### The exercise
Check each line of the records below and collect those holding "series".

### Records supplied
──────────────────────────────

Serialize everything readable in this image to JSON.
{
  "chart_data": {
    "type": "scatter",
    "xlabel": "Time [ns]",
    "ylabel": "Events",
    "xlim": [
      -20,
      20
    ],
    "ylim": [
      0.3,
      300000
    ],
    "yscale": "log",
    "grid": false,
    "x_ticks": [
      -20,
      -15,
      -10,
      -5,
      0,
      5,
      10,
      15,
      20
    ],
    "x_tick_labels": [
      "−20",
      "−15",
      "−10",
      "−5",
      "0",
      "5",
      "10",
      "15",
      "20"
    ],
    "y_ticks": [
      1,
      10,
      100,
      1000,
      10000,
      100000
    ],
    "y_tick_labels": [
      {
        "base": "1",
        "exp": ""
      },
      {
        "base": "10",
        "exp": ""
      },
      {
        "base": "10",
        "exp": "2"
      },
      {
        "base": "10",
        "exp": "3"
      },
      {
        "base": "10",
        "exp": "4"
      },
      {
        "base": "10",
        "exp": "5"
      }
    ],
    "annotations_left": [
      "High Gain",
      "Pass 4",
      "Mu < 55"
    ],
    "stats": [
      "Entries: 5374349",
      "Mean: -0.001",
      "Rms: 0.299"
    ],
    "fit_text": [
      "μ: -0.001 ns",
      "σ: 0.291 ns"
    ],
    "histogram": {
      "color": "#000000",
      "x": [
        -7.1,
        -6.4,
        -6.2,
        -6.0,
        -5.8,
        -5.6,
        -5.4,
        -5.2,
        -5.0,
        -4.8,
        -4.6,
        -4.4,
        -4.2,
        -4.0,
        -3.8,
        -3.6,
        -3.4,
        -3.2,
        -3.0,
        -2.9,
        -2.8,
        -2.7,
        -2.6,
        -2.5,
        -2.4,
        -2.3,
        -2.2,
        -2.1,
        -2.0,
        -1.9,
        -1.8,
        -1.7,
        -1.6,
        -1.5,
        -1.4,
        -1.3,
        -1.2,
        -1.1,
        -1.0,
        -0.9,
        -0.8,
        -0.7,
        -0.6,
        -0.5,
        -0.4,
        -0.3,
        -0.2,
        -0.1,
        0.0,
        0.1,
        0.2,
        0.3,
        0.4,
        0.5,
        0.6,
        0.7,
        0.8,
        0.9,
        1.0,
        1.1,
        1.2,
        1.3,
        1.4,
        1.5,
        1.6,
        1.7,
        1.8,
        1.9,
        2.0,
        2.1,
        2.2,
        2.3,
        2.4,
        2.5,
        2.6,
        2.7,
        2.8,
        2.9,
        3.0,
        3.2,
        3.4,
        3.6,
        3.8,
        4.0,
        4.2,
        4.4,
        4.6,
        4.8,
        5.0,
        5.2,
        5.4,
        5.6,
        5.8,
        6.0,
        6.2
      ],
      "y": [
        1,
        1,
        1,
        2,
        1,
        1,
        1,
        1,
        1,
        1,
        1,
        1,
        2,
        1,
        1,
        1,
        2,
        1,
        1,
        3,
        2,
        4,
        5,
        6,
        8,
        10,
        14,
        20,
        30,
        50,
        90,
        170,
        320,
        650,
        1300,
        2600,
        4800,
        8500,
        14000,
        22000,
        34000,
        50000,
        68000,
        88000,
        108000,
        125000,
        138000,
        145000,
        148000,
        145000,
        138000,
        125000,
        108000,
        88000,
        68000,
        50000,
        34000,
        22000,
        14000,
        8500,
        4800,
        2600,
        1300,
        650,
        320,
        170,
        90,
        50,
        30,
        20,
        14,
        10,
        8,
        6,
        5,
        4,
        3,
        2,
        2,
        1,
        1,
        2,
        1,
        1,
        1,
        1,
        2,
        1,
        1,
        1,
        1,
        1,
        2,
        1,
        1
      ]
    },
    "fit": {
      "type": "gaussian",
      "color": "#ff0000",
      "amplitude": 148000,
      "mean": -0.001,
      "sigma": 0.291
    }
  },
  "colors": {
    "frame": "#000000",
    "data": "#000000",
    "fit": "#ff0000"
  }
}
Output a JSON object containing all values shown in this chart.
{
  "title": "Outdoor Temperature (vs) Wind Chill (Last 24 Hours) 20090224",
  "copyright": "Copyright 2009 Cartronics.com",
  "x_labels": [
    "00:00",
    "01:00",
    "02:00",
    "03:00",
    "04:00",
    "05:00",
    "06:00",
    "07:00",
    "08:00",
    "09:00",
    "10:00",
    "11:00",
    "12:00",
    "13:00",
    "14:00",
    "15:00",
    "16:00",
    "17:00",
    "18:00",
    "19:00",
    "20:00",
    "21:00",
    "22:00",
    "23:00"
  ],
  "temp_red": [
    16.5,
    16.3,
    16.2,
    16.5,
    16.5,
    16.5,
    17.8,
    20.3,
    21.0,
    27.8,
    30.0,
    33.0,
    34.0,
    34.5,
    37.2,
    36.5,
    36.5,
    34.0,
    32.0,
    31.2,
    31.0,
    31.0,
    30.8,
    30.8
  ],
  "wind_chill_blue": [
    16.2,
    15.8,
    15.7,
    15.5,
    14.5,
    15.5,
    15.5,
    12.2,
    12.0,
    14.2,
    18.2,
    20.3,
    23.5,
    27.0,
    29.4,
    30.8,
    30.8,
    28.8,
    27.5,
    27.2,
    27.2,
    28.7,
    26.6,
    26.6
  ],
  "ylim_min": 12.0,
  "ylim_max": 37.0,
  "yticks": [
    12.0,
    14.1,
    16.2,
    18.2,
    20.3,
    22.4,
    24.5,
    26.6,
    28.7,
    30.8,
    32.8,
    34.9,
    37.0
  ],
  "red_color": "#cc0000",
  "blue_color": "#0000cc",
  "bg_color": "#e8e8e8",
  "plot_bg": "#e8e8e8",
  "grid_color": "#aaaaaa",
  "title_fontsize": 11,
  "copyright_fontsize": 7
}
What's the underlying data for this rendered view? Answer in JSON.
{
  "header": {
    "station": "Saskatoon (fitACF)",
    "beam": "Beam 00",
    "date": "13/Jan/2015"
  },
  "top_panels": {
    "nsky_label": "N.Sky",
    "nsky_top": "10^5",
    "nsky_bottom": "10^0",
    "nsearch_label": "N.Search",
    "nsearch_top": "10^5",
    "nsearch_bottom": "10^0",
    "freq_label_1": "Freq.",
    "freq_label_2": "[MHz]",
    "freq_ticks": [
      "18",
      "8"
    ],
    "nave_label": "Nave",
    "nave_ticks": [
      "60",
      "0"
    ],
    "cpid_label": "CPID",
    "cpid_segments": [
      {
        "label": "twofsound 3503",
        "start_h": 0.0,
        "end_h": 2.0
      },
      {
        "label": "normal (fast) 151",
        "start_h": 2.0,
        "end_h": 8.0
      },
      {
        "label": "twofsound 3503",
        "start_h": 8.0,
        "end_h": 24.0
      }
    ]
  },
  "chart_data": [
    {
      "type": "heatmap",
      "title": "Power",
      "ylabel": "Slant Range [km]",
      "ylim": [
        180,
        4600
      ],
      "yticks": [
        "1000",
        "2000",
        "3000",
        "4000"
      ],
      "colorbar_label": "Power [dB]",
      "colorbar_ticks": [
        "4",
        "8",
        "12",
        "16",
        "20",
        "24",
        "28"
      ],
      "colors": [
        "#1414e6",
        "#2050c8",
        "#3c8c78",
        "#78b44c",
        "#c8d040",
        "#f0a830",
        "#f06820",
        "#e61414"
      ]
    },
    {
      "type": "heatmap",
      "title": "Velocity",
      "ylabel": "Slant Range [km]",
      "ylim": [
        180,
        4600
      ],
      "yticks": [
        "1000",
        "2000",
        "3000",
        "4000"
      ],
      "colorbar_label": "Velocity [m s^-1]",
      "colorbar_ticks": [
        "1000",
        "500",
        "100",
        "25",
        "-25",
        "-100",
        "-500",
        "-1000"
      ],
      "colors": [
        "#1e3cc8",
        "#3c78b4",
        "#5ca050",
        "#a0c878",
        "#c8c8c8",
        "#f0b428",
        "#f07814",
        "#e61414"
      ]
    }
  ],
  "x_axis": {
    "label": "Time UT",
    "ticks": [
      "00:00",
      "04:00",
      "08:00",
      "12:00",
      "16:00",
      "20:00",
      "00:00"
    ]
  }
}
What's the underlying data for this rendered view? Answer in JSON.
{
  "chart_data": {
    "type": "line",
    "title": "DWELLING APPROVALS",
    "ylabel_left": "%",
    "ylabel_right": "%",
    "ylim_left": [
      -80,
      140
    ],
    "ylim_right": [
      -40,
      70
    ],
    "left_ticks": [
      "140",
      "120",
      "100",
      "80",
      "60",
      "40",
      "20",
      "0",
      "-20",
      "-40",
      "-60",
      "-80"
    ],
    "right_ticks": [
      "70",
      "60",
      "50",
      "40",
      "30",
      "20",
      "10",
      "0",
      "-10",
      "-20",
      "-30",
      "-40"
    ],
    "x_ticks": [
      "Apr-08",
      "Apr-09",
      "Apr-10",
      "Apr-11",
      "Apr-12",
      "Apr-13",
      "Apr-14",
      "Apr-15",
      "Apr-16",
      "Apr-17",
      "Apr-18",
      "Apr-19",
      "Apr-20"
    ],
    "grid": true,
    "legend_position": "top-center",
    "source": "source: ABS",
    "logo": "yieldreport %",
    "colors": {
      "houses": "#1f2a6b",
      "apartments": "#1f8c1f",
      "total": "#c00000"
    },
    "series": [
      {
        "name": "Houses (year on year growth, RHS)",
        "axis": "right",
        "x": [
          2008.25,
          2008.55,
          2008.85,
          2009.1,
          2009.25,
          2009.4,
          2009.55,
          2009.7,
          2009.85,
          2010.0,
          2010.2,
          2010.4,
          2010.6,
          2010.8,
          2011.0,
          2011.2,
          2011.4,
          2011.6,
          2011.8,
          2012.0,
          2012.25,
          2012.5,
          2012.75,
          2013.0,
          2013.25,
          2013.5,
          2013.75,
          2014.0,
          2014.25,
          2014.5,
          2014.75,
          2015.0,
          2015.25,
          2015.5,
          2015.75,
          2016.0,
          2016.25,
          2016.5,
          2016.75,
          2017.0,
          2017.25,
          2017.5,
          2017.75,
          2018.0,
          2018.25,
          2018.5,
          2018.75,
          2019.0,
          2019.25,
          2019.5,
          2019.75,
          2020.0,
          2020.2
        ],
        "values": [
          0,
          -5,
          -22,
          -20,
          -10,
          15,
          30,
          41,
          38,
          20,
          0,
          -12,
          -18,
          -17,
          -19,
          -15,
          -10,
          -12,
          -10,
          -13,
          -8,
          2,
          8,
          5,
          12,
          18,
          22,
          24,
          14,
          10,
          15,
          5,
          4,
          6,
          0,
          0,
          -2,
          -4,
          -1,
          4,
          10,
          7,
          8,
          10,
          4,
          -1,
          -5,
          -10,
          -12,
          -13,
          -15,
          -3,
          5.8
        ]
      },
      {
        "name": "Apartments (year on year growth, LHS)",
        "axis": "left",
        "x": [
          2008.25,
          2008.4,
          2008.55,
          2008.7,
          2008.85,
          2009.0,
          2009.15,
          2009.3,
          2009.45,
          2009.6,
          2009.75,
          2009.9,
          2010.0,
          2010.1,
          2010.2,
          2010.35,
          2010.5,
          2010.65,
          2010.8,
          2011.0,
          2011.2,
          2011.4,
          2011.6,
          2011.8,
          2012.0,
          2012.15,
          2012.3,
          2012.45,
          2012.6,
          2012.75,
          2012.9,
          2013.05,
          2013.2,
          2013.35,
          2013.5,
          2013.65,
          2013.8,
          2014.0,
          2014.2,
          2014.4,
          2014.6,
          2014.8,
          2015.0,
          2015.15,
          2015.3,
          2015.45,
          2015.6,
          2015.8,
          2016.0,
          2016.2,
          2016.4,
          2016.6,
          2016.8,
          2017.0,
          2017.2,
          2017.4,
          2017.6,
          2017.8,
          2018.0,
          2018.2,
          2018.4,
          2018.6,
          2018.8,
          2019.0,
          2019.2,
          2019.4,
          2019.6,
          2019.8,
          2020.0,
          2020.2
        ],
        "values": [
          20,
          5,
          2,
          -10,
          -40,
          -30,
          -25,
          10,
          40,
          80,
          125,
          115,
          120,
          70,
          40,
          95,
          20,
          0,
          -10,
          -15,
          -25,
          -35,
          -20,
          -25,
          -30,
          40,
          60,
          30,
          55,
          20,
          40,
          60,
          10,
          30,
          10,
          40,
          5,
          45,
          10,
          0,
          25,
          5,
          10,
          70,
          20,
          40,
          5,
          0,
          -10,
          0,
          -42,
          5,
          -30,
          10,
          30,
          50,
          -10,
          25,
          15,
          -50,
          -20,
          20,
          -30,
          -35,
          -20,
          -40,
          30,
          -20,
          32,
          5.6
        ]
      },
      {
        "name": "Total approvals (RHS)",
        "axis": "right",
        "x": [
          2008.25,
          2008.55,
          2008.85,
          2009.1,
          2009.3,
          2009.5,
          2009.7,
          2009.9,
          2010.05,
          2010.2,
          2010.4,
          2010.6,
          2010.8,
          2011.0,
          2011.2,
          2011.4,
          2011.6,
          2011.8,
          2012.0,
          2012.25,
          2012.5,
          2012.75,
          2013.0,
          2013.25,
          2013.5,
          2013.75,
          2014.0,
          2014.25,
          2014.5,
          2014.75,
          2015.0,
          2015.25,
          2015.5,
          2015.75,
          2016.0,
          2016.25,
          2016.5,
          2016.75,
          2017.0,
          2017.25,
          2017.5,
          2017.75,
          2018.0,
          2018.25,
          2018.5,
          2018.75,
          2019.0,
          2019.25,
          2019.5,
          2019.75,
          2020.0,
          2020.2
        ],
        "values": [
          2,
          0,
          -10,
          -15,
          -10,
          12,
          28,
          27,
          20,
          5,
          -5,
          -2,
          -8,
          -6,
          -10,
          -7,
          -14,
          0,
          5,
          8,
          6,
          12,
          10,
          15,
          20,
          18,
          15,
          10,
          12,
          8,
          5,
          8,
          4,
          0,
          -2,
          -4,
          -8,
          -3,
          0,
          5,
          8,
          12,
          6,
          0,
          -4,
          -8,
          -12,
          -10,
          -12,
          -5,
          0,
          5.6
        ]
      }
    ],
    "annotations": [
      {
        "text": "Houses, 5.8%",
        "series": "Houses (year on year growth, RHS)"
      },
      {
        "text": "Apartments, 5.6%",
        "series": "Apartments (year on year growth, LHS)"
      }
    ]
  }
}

──────────────────────────────

### Answer
    "series": [
        "series": "Houses (year on year growth, RHS)"
        "series": "Apartments (year on year growth, LHS)"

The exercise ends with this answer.